(Extracted records)
+--

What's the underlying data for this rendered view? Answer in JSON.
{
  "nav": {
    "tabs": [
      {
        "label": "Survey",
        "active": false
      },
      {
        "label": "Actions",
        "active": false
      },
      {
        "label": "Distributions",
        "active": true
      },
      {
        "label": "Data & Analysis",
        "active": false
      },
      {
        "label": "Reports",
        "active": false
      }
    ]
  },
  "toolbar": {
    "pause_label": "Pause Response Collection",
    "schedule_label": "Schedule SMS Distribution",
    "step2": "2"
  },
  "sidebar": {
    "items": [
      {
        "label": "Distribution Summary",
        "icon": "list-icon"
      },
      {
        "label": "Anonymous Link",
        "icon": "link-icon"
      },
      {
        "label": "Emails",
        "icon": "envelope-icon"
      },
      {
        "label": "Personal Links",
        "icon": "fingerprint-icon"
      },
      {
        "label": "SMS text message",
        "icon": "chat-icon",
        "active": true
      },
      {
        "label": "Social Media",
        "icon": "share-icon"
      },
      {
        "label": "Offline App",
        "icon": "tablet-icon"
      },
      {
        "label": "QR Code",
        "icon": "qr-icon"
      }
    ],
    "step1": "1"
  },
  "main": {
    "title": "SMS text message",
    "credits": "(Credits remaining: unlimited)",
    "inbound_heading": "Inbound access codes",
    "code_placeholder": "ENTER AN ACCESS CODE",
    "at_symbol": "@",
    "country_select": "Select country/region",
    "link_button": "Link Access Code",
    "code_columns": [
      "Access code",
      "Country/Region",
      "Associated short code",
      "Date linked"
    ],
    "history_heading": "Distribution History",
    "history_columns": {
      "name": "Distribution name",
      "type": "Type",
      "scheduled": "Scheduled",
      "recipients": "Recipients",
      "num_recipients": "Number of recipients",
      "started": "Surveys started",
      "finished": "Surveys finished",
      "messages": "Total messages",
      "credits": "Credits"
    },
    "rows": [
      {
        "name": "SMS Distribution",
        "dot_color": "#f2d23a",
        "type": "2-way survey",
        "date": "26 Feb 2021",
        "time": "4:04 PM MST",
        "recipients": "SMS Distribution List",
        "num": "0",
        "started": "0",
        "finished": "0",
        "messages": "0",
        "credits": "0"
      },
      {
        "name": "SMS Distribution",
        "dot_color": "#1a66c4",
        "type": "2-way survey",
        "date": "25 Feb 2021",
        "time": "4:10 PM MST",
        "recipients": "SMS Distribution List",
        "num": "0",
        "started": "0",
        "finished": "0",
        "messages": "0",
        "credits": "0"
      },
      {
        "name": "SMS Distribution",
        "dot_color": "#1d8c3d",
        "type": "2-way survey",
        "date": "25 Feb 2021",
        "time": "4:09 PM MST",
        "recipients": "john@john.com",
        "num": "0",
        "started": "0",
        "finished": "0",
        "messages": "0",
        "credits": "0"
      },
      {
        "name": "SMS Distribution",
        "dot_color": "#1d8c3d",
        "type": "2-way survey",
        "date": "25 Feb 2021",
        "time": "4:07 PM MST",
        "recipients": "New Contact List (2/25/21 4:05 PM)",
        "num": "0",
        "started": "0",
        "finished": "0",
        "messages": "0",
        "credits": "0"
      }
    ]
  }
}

+--

Every entry must be output again, exactly as written above.

What's the underlying data for this rendered view? Answer in JSON.
{
  "nav": {
    "tabs": [
      {
        "label": "Survey",
        "active": false
      },
      {
        "label": "Actions",
        "active": false
      },
      {
        "label": "Distributions",
        "active": true
      },
      {
        "label": "Data & Analysis",
        "active": false
      },
      {
        "label": "Reports",
        "active": false
      }
    ]
  },
  "toolbar": {
    "pause_label": "Pause Response Collection",
    "schedule_label": "Schedule SMS Distribution",
    "step2": "2"
  },
  "sidebar": {
    "items": [
      {
        "label": "Distribution Summary",
        "icon": "list-icon"
      },
      {
        "label": "Anonymous Link",
        "icon": "link-icon"
      },
      {
        "label": "Emails",
        "icon": "envelope-icon"
      },
      {
        "label": "Personal Links",
        "icon": "fingerprint-icon"
      },
      {
        "label": "SMS text message",
        "icon": "chat-icon",
        "active": true
      },
      {
        "label": "Social Media",
        "icon": "share-icon"
      },
      {
        "label": "Offline App",
        "icon": "tablet-icon"
      },
      {
        "label": "QR Code",
        "icon": "qr-icon"
      }
    ],
    "step1": "1"
  },
  "main": {
    "title": "SMS text message",
    "credits": "(Credits remaining: unlimited)",
    "inbound_heading": "Inbound access codes",
    "code_placeholder": "ENTER AN ACCESS CODE",
    "at_symbol": "@",
    "country_select": "Select country/region",
    "link_button": "Link Access Code",
    "code_columns": [
      "Access code",
      "Country/Region",
      "Associated short code",
      "Date linked"
    ],
    "history_heading": "Distribution History",
    "history_columns": {
      "name": "Distribution name",
      "type": "Type",
      "scheduled": "Scheduled",
      "recipients": "Recipients",
      "num_recipients": "Number of recipients",
      "started": "Surveys started",
      "finished": "Surveys finished",
      "messages": "Total messages",
      "credits": "Credits"
    },
    "rows": [
      {
        "name": "SMS Distribution",
        "dot_color": "#f2d23a",
        "type": "2-way survey",
        "date": "26 Feb 2021",
        "time": "4:04 PM MST",
        "recipients": "SMS Distribution List",
        "num": "0",
        "started": "0",
        "finished": "0",
        "messages": "0",
        "credits": "0"
      },
      {
        "name": "SMS Distribution",
        "dot_color": "#1a66c4",
        "type": "2-way survey",
        "date": "25 Feb 2021",
        "time": "4:10 PM MST",
        "recipients": "SMS Distribution List",
        "num": "0",
        "started": "0",
        "finished": "0",
        "messages": "0",
        "credits": "0"
      },
      {
        "name": "SMS Distribution",
        "dot_color": "#1d8c3d",
        "type": "2-way survey",
        "date": "25 Feb 2021",
        "time": "4:09 PM MST",
        "recipients": "john@john.com",
        "num": "0",
        "started": "0",
        "finished": "0",
        "messages": "0",
        "credits": "0"
      },
      {
        "name": "SMS Distribution",
        "dot_color": "#1d8c3d",
        "type": "2-way survey",
        "date": "25 Feb 2021",
        "time": "4:07 PM MST",
        "recipients": "New Contact List (2/25/21 4:05 PM)",
        "num": "0",
        "started": "0",
        "finished": "0",
        "messages": "0",
        "credits": "0"
      }
    ]
  }
}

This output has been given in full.